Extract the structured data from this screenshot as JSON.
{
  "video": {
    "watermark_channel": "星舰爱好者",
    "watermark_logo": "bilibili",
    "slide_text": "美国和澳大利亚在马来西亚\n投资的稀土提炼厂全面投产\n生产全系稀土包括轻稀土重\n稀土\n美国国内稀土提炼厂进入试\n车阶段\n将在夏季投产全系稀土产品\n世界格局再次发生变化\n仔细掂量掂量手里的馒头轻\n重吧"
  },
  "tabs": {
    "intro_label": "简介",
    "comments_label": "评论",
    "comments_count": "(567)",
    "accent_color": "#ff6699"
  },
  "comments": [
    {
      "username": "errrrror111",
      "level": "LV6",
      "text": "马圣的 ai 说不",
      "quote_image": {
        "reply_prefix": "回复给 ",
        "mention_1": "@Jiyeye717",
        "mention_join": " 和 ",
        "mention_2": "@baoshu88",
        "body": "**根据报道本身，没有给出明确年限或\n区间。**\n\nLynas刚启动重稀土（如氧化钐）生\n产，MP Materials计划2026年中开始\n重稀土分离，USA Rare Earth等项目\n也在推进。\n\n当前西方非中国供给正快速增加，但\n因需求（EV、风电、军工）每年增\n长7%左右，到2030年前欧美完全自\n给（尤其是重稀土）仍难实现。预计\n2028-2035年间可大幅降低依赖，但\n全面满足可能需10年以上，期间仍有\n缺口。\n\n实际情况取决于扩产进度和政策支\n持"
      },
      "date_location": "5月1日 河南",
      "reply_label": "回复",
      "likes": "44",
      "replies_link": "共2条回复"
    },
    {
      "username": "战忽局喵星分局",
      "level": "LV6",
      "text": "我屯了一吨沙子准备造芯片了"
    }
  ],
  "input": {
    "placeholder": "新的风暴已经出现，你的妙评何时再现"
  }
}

§ **Set problem**: Return all of the data word for word.

§ **Solution for this task**:
Extract the structured data from this screenshot as JSON.
{
  "video": {
    "watermark_channel": "星舰爱好者",
    "watermark_logo": "bilibili",
    "slide_text": "美国和澳大利亚在马来西亚\n投资的稀土提炼厂全面投产\n生产全系稀土包括轻稀土重\n稀土\n美国国内稀土提炼厂进入试\n车阶段\n将在夏季投产全系稀土产品\n世界格局再次发生变化\n仔细掂量掂量手里的馒头轻\n重吧"
  },
  "tabs": {
    "intro_label": "简介",
    "comments_label": "评论",
    "comments_count": "(567)",
    "accent_color": "#ff6699"
  },
  "comments": [
    {
      "username": "errrrror111",
      "level": "LV6",
      "text": "马圣的 ai 说不",
      "quote_image": {
        "reply_prefix": "回复给 ",
        "mention_1": "@Jiyeye717",
        "mention_join": " 和 ",
        "mention_2": "@baoshu88",
        "body": "**根据报道本身，没有给出明确年限或\n区间。**\n\nLynas刚启动重稀土（如氧化钐）生\n产，MP Materials计划2026年中开始\n重稀土分离，USA Rare Earth等项目\n也在推进。\n\n当前西方非中国供给正快速增加，但\n因需求（EV、风电、军工）每年增\n长7%左右，到2030年前欧美完全自\n给（尤其是重稀土）仍难实现。预计\n2028-2035年间可大幅降低依赖，但\n全面满足可能需10年以上，期间仍有\n缺口。\n\n实际情况取决于扩产进度和政策支\n持"
      },
      "date_location": "5月1日 河南",
      "reply_label": "回复",
      "likes": "44",
      "replies_link": "共2条回复"
    },
    {
      "username": "战忽局喵星分局",
      "level": "LV6",
      "text": "我屯了一吨沙子准备造芯片了"
    }
  ],
  "input": {
    "placeholder": "新的风暴已经出现，你的妙评何时再现"
  }
}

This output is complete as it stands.